WHAT THE TASK ASKS: Will you output all of the data below exactly, omitting the images?

---------- AVAILABLE RECORDS ----------

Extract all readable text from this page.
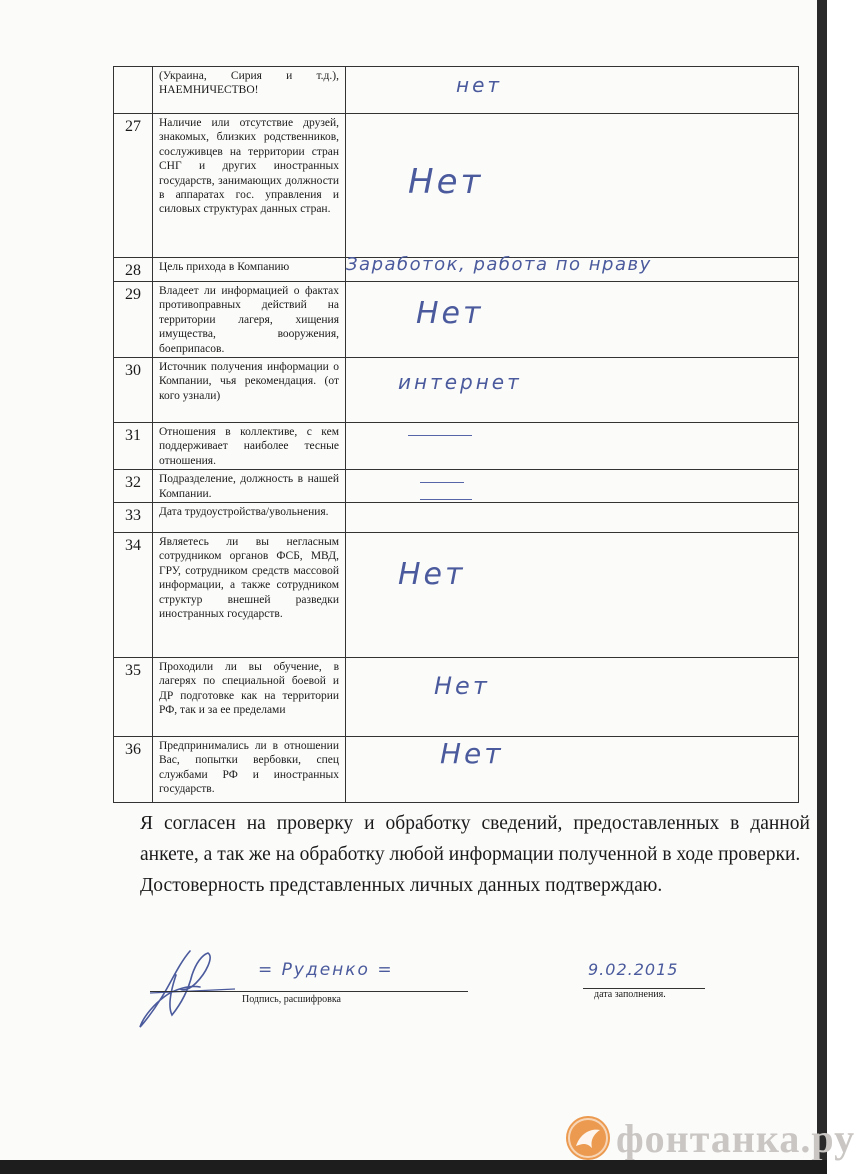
	(Украина, Сирия и т.д.), НАЕМНИЧЕСТВО!	нет

27	Наличие или отсутствие друзей, знакомых, близких родственников, сослуживцев на территории стран СНГ и других иностранных государств, занимающих должности в аппаратах гос. управления и силовых структурах данных стран.	Нет

28	Цель прихода в Компанию	Заработок, работа по нраву

29	Владеет ли информацией о фактах противоправных действий на территории лагеря, хищения имущества, вооружения, боеприпасов.	Нет

30	Источник получения информации о Компании, чья рекомендация. (от кого узнали)	интернет

31	Отношения в коллективе, с кем поддерживает наиболее тесные отношения.	

32	Подразделение, должность в нашей Компании.	

33	Дата трудоустройства/увольнения.	

34	Являетесь ли вы негласным сотрудником органов ФСБ, МВД, ГРУ, сотрудником средств массовой информации, а также сотрудником структур внешней разведки иностранных государств.	Нет

35	Проходили ли вы обучение, в лагерях по специальной боевой и ДР подготовке как на территории РФ, так и за ее пределами	Нет

36	Предпринимались ли в отношении Вас, попытки вербовки, спец службами РФ и иностранных государств.	Нет

Я согласен на проверку и обработку сведений, предоставленных в данной анкете, а так же на обработку любой информации полученной в ходе проверки.

Достоверность представленных личных данных подтверждаю.

= Руденко =
Подпись, расшифровка
9.02.2015
дата заполнения.
фонтанка.ру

----------

OUTPUT OF THE EXERCISE:
Extract all readable text from this page.
	(Украина, Сирия и т.д.), НАЕМНИЧЕСТВО!	нет

27	Наличие или отсутствие друзей, знакомых, близких родственников, сослуживцев на территории стран СНГ и других иностранных государств, занимающих должности в аппаратах гос. управления и силовых структурах данных стран.	Нет

28	Цель прихода в Компанию	Заработок, работа по нраву

29	Владеет ли информацией о фактах противоправных действий на территории лагеря, хищения имущества, вооружения, боеприпасов.	Нет

30	Источник получения информации о Компании, чья рекомендация. (от кого узнали)	интернет

31	Отношения в коллективе, с кем поддерживает наиболее тесные отношения.	

32	Подразделение, должность в нашей Компании.	

33	Дата трудоустройства/увольнения.	

34	Являетесь ли вы негласным сотрудником органов ФСБ, МВД, ГРУ, сотрудником средств массовой информации, а также сотрудником структур внешней разведки иностранных государств.	Нет

35	Проходили ли вы обучение, в лагерях по специальной боевой и ДР подготовке как на территории РФ, так и за ее пределами	Нет

36	Предпринимались ли в отношении Вас, попытки вербовки, спец службами РФ и иностранных государств.	Нет

Я согласен на проверку и обработку сведений, предоставленных в данной анкете, а так же на обработку любой информации полученной в ходе проверки.

Достоверность представленных личных данных подтверждаю.

= Руденко =
Подпись, расшифровка
9.02.2015
дата заполнения.
фонтанка.ру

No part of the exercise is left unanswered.